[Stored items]
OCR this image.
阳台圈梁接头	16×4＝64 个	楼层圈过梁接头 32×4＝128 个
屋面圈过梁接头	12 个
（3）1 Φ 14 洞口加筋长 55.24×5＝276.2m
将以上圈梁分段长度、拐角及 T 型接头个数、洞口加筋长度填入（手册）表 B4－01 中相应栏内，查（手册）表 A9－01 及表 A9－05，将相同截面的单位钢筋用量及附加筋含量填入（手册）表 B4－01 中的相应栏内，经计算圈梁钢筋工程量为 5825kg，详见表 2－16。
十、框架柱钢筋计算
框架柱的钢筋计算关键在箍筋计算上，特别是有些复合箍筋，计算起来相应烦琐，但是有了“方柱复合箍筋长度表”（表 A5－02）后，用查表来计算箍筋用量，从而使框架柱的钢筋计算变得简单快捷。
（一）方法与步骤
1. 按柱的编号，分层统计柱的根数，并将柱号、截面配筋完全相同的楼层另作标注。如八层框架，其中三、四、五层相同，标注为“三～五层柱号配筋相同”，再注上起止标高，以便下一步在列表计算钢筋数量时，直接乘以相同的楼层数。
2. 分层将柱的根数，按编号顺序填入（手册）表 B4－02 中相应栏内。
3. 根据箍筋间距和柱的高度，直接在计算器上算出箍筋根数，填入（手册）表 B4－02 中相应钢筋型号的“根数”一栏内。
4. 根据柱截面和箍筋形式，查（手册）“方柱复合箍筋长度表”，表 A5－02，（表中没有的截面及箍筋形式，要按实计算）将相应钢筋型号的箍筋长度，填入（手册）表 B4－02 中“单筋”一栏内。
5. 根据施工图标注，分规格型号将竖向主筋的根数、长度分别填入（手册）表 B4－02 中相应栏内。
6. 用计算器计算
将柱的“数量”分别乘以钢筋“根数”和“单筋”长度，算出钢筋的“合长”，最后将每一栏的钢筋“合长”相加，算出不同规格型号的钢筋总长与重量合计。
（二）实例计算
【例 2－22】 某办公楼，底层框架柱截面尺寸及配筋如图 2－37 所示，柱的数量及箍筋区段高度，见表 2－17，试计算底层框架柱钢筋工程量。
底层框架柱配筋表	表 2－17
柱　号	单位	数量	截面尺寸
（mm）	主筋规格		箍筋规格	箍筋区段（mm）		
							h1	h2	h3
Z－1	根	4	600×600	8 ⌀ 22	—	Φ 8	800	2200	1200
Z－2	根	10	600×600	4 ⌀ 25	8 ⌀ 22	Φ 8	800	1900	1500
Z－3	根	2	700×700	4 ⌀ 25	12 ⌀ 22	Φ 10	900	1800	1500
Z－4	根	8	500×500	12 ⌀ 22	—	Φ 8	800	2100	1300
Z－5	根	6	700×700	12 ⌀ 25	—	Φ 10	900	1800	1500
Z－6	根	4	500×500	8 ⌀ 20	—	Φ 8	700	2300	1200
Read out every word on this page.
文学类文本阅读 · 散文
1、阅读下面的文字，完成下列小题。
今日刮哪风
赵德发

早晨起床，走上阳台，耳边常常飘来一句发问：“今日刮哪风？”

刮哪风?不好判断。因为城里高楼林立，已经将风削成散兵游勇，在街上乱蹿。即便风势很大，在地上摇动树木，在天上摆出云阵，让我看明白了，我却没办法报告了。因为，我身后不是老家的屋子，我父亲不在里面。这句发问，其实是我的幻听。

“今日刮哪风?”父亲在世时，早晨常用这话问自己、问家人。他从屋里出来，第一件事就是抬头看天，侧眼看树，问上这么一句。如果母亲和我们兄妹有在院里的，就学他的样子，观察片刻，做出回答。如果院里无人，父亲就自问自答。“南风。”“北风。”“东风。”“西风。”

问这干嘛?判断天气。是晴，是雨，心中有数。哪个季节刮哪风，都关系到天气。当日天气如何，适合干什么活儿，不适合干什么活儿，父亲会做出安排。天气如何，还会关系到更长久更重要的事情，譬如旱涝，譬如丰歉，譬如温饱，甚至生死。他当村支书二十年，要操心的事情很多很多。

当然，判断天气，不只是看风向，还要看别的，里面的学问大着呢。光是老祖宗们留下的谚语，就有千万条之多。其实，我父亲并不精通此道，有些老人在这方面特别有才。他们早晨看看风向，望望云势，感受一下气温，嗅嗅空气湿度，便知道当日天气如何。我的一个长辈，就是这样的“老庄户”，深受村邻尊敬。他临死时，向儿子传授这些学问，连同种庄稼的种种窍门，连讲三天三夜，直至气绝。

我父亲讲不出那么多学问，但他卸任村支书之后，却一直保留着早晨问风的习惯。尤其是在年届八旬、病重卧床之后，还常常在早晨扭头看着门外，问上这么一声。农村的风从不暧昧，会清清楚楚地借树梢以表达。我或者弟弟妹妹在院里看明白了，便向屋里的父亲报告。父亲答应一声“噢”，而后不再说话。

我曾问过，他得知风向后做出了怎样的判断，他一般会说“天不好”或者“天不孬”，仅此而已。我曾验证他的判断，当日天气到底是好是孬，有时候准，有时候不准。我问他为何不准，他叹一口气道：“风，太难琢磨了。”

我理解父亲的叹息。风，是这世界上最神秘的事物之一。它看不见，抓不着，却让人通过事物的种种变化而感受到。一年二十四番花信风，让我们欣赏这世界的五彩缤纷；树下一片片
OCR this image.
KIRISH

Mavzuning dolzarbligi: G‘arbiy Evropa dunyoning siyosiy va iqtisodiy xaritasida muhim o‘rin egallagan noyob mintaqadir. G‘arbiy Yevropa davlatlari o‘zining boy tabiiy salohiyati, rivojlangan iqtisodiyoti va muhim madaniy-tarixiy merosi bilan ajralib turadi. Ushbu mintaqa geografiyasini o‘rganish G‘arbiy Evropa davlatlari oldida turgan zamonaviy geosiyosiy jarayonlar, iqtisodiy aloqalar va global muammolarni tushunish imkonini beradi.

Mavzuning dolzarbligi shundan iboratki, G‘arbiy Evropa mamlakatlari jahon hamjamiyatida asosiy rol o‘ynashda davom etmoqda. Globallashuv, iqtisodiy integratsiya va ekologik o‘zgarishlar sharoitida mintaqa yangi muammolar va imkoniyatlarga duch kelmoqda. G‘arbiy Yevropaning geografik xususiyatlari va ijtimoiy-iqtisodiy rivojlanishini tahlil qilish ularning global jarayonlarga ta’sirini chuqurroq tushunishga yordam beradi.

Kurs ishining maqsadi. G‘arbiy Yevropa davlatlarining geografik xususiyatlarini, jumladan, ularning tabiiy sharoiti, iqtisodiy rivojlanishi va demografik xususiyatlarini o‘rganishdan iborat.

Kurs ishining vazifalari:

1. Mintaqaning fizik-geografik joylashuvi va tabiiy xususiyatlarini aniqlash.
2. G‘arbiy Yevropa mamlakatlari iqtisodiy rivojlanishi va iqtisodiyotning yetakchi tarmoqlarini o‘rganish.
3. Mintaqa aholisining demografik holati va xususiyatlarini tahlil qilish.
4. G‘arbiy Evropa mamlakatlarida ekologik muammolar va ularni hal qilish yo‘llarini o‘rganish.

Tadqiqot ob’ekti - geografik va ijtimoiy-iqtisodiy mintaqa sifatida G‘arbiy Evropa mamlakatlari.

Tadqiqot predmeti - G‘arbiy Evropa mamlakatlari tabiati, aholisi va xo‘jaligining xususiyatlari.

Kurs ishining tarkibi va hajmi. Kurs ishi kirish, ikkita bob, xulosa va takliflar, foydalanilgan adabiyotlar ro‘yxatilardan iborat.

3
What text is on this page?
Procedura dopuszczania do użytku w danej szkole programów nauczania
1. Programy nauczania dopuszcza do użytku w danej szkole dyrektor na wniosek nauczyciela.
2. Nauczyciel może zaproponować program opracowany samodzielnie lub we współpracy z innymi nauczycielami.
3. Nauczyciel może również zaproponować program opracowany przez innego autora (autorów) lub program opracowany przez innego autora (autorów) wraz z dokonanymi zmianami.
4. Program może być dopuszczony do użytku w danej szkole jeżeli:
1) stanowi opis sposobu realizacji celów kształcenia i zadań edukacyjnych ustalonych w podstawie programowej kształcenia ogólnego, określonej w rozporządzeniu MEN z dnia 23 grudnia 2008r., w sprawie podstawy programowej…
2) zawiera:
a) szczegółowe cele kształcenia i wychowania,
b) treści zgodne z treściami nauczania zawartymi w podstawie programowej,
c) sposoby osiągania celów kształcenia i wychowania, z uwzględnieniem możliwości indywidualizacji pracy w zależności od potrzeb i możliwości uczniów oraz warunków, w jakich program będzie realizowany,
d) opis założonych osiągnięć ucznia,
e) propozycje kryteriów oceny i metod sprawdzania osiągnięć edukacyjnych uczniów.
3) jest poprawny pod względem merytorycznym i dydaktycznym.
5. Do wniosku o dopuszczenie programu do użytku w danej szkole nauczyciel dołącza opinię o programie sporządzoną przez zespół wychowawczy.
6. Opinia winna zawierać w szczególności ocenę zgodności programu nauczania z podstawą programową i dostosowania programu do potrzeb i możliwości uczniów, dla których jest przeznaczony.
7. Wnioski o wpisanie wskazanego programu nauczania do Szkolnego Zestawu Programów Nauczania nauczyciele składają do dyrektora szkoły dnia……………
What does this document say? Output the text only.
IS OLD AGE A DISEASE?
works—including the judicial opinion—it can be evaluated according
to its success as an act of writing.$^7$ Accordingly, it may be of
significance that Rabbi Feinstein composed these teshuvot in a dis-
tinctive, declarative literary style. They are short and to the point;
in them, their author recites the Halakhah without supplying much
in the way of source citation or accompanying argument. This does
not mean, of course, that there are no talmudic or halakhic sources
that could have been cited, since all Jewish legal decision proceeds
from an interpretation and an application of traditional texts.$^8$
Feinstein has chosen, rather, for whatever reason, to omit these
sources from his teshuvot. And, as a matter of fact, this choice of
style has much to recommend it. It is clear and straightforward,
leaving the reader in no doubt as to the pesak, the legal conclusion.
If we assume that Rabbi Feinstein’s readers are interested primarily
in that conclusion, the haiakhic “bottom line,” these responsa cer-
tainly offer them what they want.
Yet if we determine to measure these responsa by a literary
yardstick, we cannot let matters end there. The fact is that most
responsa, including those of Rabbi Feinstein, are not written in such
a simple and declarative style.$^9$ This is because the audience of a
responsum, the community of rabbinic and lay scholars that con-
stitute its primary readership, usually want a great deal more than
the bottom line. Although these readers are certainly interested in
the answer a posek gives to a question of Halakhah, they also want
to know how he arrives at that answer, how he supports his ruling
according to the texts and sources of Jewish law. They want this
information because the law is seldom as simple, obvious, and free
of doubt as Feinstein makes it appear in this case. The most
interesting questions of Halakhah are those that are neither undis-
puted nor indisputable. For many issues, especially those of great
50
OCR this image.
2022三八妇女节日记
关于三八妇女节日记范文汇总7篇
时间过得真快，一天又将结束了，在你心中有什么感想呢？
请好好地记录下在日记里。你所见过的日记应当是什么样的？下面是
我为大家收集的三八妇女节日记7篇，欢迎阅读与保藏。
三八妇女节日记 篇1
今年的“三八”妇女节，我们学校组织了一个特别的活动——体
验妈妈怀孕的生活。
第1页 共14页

=== Exercise aim ===
Find every line that has "判断天气" in it, then return those lines.

=== Final answer ===
问这干嘛?判断天气。是晴，是雨，心中有数。哪个季节刮哪风，都关系到天气。当日天气如何，适合干什么活儿，不适合干什么活儿，父亲会做出安排。天气如何，还会关系到更长久更重要的事情，譬如旱涝，譬如丰歉，譬如温饱，甚至生死。他当村支书二十年，要操心的事情很多很多。
当然，判断天气，不只是看风向，还要看别的，里面的学问大着呢。光是老祖宗们留下的谚语，就有千万条之多。其实，我父亲并不精通此道，有些老人在这方面特别有才。他们早晨看看风向，望望云势，感受一下气温，嗅嗅空气湿度，便知道当日天气如何。我的一个长辈，就是这样的“老庄户”，深受村邻尊敬。他临死时，向儿子传授这些学问，连同种庄稼的种种窍门，连讲三天三夜，直至气绝。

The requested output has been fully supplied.